_Directions_
In the lines below, replace "bbox" with "bounding box" and keep everything else the same. Leave the pictures out of your answer.

═══

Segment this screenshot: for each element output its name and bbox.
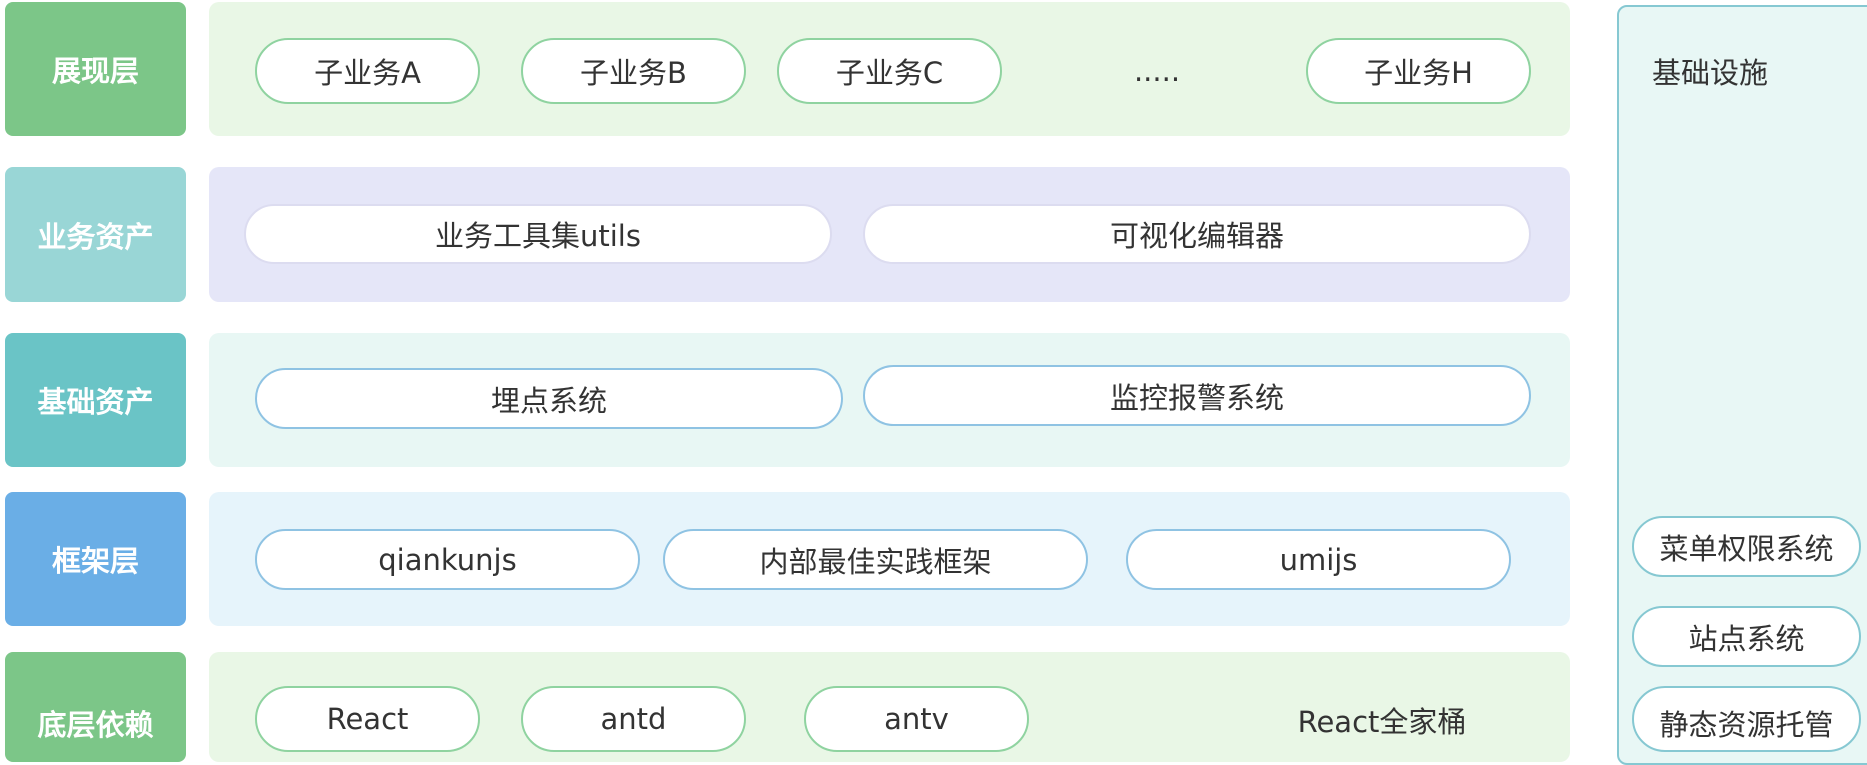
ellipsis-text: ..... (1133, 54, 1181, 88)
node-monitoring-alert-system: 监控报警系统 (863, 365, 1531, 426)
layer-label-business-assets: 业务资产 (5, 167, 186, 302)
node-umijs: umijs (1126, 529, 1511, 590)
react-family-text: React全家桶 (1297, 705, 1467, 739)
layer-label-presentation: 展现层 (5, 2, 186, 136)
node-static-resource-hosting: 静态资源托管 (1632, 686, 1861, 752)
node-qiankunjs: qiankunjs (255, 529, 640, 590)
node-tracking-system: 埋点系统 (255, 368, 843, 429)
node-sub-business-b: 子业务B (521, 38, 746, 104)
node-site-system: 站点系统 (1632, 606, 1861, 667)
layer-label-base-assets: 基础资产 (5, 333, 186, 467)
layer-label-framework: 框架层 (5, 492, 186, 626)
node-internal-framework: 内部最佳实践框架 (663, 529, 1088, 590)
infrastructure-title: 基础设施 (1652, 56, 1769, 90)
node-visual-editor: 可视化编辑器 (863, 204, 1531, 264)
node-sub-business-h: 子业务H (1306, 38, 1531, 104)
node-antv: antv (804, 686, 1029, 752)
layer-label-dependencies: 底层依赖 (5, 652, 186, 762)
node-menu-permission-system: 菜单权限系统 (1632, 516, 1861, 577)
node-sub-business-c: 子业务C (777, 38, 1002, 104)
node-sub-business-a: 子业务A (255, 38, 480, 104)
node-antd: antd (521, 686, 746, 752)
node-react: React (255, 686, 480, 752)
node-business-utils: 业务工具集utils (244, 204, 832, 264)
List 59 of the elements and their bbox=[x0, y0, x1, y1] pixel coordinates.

═══

_The output_
Segment this screenshot: for each element output its name and bounding box.
ellipsis-text: ..... (1133, 54, 1181, 88)
node-monitoring-alert-system: 监控报警系统 (863, 365, 1531, 426)
layer-label-business-assets: 业务资产 (5, 167, 186, 302)
node-umijs: umijs (1126, 529, 1511, 590)
react-family-text: React全家桶 (1297, 705, 1467, 739)
layer-label-presentation: 展现层 (5, 2, 186, 136)
node-static-resource-hosting: 静态资源托管 (1632, 686, 1861, 752)
node-qiankunjs: qiankunjs (255, 529, 640, 590)
node-tracking-system: 埋点系统 (255, 368, 843, 429)
node-sub-business-b: 子业务B (521, 38, 746, 104)
node-site-system: 站点系统 (1632, 606, 1861, 667)
layer-label-base-assets: 基础资产 (5, 333, 186, 467)
layer-label-framework: 框架层 (5, 492, 186, 626)
node-internal-framework: 内部最佳实践框架 (663, 529, 1088, 590)
infrastructure-title: 基础设施 (1652, 56, 1769, 90)
node-visual-editor: 可视化编辑器 (863, 204, 1531, 264)
node-sub-business-h: 子业务H (1306, 38, 1531, 104)
node-antv: antv (804, 686, 1029, 752)
layer-label-dependencies: 底层依赖 (5, 652, 186, 762)
node-menu-permission-system: 菜单权限系统 (1632, 516, 1861, 577)
node-sub-business-c: 子业务C (777, 38, 1002, 104)
node-sub-business-a: 子业务A (255, 38, 480, 104)
node-antd: antd (521, 686, 746, 752)
node-react: React (255, 686, 480, 752)
node-business-utils: 业务工具集utils (244, 204, 832, 264)
List 59 of the elements and their bounding box=[x0, y0, x1, y1] pixel coordinates.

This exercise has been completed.